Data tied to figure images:
[start]

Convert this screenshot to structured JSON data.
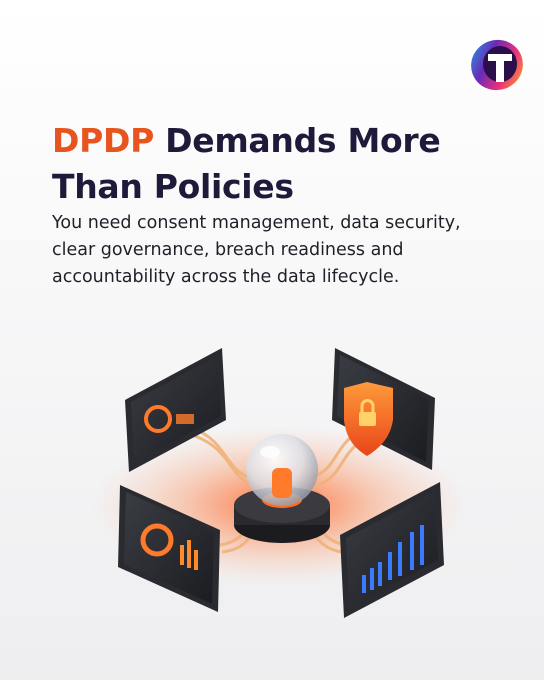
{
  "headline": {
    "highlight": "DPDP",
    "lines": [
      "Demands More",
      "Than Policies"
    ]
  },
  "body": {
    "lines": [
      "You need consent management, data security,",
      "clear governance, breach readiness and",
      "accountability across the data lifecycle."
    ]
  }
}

[end]

#### TASK REQUIREMENTS
Write the records out once more, exactly as they appear, with no pictures.

#### TASK ANSWER
Convert this screenshot to structured JSON data.
{
  "headline": {
    "highlight": "DPDP",
    "lines": [
      "Demands More",
      "Than Policies"
    ]
  },
  "body": {
    "lines": [
      "You need consent management, data security,",
      "clear governance, breach readiness and",
      "accountability across the data lifecycle."
    ]
  }
}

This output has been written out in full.